──────── Stored data

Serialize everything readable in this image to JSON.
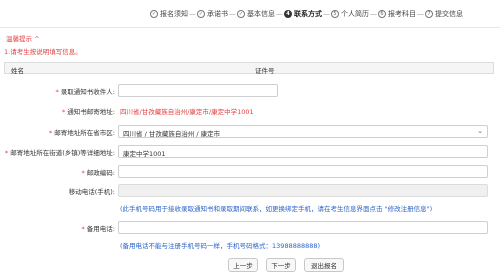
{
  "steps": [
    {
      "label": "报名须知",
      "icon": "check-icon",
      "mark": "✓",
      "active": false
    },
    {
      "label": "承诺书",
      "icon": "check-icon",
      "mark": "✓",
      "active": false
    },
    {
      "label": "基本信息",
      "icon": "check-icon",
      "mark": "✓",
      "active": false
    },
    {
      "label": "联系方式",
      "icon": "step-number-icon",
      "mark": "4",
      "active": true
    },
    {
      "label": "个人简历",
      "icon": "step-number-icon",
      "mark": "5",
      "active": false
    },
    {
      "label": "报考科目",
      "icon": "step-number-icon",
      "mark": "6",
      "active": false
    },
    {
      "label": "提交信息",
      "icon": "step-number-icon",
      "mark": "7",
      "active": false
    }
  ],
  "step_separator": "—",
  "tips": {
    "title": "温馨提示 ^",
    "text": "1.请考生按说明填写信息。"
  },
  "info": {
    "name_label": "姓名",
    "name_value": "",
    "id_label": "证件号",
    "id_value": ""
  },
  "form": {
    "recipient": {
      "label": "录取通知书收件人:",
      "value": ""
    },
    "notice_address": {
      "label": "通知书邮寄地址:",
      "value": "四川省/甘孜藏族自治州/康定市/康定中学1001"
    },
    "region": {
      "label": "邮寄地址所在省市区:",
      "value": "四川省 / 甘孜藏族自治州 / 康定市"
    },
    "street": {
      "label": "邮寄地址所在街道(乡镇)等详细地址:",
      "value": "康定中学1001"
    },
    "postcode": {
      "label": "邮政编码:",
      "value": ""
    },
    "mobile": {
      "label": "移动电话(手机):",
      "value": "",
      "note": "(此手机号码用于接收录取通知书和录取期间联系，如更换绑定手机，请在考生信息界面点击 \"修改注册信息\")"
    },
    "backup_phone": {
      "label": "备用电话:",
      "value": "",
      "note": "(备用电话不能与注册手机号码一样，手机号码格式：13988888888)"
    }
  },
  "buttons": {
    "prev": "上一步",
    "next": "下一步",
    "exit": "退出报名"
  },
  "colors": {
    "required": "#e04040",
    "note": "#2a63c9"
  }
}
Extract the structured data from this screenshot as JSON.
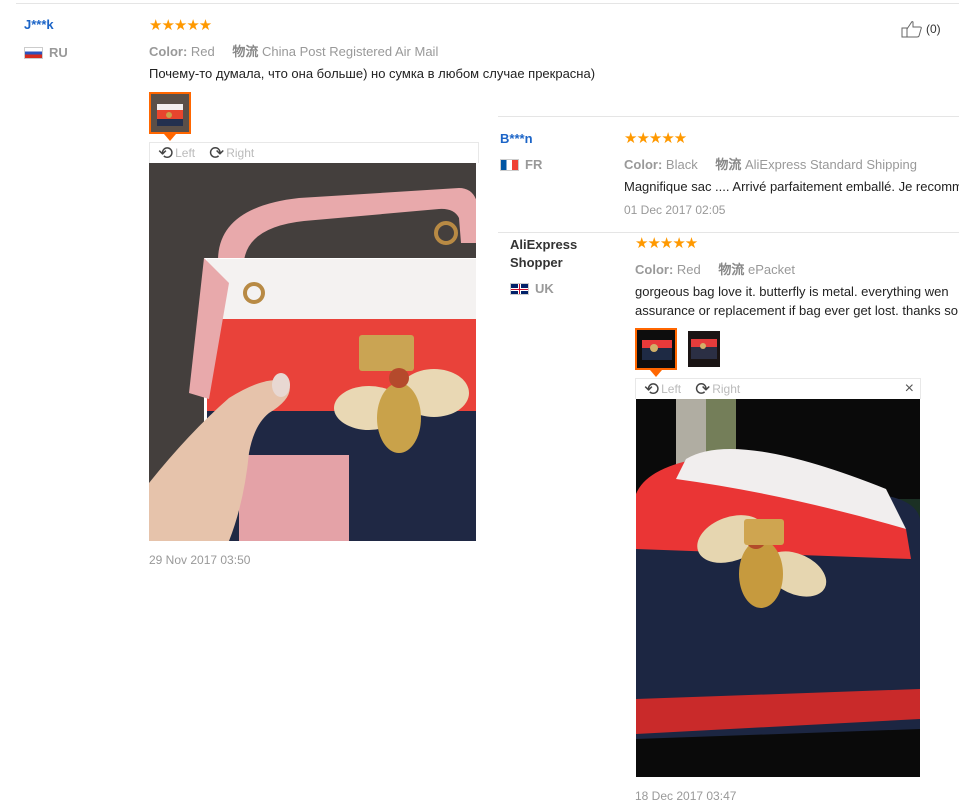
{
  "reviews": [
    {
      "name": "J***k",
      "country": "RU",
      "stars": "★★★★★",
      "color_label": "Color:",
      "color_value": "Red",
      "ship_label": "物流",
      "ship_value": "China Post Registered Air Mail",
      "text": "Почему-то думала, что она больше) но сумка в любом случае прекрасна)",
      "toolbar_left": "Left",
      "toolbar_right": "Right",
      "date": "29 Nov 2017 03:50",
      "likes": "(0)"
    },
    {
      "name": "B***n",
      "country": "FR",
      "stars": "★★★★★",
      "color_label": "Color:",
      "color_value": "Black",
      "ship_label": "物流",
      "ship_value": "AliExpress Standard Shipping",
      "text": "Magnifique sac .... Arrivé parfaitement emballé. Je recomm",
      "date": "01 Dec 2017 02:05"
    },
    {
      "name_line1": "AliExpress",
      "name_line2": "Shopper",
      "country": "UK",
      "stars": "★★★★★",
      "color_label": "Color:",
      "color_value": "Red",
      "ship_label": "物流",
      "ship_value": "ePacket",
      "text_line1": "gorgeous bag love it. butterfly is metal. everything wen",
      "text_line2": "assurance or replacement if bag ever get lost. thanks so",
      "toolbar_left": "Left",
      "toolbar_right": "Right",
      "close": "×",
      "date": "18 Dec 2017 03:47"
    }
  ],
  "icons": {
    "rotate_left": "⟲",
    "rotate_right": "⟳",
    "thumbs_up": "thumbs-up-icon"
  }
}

────────────────
──────── Stored data

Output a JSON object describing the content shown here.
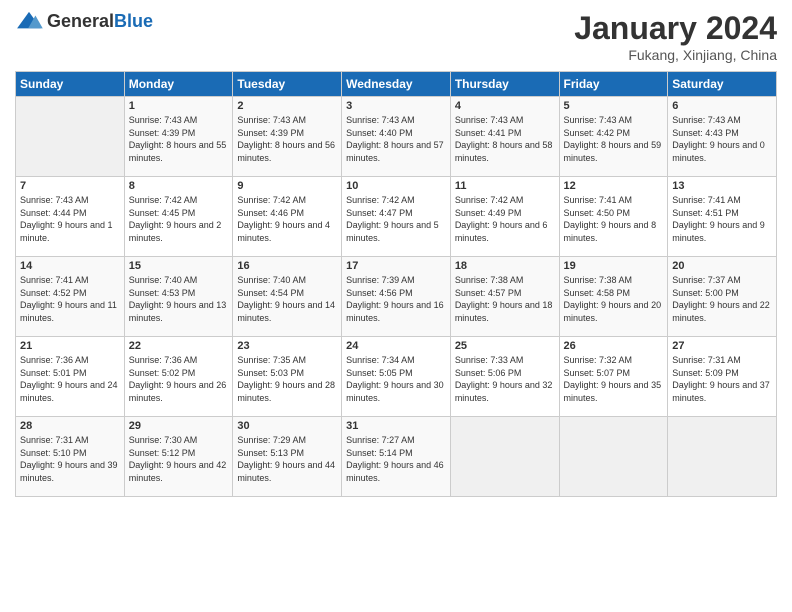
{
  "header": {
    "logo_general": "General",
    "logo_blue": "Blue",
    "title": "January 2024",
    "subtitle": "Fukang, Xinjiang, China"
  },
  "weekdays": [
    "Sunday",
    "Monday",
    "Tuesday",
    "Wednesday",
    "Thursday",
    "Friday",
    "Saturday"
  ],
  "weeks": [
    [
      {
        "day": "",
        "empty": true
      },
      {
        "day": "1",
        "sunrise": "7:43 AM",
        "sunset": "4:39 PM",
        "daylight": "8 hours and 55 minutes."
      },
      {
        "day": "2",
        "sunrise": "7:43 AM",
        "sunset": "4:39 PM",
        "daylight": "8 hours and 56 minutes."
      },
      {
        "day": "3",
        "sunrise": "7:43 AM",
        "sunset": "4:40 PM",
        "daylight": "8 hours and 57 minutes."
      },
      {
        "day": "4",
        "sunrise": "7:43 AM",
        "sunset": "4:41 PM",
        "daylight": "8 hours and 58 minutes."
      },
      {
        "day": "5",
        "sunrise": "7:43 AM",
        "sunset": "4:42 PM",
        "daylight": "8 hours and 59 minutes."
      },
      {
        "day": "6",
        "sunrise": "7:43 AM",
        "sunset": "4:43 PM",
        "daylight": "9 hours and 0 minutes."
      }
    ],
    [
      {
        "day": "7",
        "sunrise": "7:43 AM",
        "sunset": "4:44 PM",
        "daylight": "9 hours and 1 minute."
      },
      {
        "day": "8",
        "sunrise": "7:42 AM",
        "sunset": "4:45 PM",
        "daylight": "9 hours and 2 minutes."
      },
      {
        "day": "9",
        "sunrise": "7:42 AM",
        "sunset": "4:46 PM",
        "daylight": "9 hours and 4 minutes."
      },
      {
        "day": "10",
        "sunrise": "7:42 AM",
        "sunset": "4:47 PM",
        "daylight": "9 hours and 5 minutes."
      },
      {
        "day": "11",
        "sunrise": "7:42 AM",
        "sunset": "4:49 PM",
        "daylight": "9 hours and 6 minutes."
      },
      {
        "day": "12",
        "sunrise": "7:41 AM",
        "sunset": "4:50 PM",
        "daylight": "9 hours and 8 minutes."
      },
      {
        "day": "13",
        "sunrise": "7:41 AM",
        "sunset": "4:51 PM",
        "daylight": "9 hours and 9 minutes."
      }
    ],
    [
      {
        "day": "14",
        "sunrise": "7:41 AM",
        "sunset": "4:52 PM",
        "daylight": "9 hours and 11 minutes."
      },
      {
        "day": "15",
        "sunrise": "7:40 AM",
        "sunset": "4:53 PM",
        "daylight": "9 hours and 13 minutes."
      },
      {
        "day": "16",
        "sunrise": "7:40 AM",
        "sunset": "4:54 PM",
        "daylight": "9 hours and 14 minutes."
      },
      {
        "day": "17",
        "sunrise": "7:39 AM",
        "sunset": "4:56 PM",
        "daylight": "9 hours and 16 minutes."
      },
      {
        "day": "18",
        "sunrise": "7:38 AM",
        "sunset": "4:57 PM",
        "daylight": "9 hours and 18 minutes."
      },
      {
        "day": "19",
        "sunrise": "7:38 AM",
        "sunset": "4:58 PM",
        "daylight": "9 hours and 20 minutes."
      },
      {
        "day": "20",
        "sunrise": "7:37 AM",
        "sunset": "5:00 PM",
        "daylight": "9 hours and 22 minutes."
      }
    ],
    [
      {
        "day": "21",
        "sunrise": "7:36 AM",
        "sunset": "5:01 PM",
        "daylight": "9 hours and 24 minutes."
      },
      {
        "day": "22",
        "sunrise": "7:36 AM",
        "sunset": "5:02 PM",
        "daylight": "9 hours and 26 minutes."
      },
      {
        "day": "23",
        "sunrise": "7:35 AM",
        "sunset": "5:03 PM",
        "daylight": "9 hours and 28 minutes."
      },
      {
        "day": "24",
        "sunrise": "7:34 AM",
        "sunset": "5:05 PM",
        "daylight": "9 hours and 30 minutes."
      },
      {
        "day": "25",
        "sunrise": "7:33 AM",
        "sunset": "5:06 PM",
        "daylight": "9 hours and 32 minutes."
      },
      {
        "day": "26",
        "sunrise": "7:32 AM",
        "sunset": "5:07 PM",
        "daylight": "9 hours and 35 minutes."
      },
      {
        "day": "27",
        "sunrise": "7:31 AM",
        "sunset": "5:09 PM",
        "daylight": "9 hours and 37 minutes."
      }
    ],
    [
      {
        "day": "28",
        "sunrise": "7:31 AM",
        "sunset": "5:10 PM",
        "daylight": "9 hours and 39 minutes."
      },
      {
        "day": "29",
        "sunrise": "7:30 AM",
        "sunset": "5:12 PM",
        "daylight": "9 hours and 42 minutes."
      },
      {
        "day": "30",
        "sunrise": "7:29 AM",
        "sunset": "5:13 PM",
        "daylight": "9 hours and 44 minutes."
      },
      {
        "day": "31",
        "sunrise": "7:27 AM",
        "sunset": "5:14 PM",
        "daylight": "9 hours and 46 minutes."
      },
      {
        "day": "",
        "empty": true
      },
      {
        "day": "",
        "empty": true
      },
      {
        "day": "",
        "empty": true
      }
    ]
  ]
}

────────────────
──────── Stored data

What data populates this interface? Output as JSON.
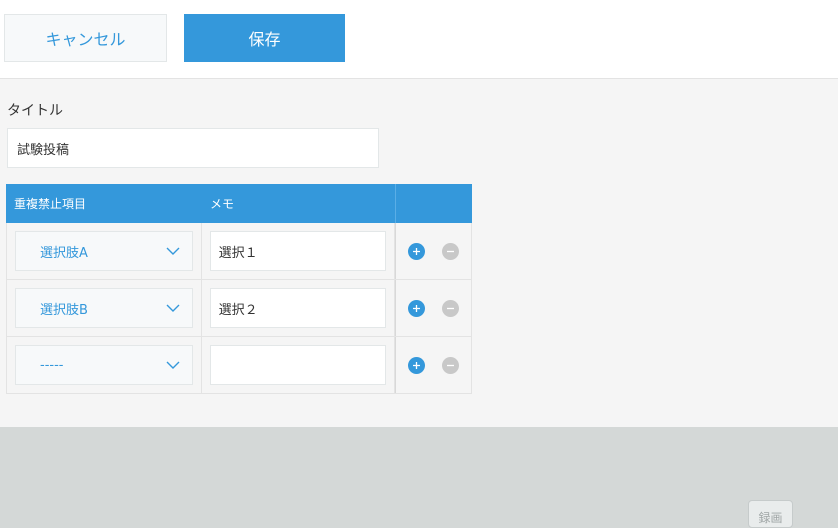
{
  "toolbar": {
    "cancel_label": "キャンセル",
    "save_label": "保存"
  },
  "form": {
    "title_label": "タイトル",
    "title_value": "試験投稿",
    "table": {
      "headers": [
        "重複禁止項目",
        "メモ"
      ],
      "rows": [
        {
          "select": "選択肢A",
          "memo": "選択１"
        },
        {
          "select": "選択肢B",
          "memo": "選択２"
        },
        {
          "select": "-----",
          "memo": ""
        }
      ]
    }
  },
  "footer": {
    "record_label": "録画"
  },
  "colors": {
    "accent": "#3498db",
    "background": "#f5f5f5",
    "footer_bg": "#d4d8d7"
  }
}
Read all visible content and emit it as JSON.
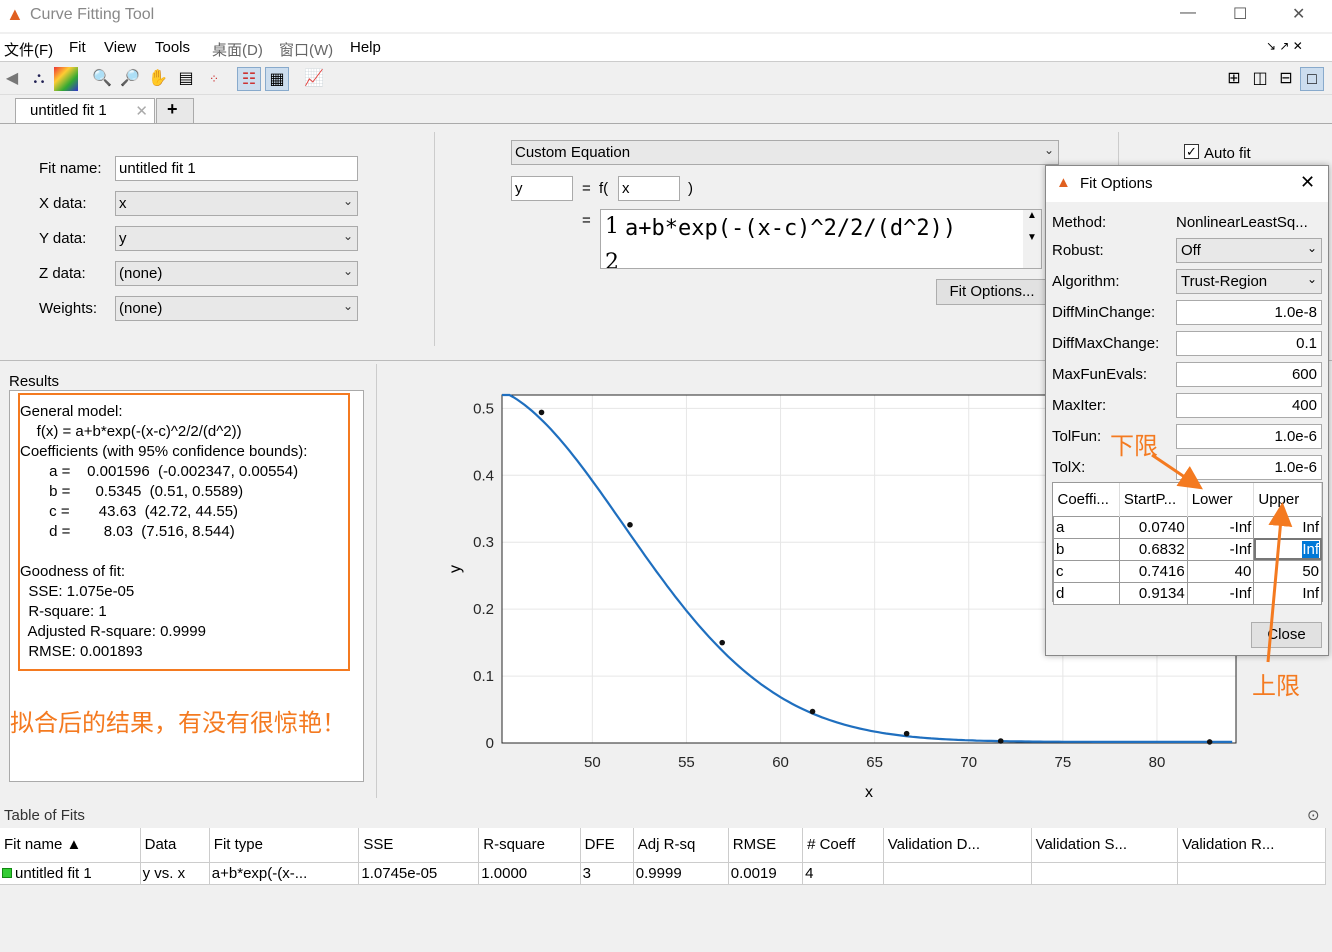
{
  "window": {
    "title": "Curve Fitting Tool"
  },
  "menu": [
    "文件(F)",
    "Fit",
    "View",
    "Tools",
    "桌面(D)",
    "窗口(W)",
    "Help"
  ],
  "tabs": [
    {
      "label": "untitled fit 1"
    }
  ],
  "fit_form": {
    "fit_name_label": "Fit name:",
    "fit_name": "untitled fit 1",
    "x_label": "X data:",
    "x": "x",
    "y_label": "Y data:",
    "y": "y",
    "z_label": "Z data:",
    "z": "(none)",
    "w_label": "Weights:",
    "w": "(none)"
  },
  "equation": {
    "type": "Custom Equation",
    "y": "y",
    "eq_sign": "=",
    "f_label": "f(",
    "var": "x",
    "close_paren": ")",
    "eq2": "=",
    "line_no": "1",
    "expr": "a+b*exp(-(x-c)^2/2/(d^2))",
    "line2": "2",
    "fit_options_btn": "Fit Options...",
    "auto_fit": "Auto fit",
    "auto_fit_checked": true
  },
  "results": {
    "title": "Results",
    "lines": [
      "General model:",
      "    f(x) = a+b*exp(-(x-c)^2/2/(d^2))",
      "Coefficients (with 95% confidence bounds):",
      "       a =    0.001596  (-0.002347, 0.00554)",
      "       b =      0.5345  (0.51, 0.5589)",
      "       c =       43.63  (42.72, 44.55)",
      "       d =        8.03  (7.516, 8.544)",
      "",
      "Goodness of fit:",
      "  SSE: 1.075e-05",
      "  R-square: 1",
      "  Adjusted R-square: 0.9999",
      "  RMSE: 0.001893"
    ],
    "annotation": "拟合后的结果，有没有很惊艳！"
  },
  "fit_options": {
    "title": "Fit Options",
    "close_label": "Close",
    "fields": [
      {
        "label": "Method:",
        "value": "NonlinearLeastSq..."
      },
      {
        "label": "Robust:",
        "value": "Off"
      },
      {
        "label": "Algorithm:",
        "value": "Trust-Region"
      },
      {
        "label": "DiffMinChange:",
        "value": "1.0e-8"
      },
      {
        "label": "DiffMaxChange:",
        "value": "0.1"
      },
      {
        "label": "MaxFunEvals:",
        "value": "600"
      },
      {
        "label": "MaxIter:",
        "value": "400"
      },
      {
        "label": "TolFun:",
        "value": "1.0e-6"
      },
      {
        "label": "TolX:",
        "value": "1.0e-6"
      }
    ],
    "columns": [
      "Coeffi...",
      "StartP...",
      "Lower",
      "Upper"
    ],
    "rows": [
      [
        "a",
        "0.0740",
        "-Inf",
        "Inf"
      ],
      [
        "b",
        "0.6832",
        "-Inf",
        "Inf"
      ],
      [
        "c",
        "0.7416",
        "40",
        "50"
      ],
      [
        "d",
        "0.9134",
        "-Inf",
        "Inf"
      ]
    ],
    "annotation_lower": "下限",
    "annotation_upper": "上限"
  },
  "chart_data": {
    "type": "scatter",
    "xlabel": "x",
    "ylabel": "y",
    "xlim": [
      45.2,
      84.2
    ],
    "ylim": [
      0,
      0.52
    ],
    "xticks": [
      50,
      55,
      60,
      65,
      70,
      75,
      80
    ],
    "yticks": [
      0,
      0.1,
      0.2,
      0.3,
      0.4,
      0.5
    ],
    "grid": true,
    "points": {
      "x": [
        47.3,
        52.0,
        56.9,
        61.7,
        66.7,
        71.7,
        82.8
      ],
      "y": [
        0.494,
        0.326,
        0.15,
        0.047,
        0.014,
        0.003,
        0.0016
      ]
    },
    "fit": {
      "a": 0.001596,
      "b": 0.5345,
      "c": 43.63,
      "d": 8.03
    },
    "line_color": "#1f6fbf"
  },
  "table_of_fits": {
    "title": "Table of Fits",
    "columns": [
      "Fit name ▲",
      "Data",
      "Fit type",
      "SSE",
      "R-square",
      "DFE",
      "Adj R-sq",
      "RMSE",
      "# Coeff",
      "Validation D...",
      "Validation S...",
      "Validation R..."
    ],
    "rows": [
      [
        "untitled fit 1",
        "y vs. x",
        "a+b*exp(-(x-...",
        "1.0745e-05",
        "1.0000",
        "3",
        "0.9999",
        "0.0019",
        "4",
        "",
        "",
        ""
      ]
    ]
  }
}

────────────────

The request :: Above are some records. Count the lines among them with the word "China", and answer with the number only.

Exercise answer :: 2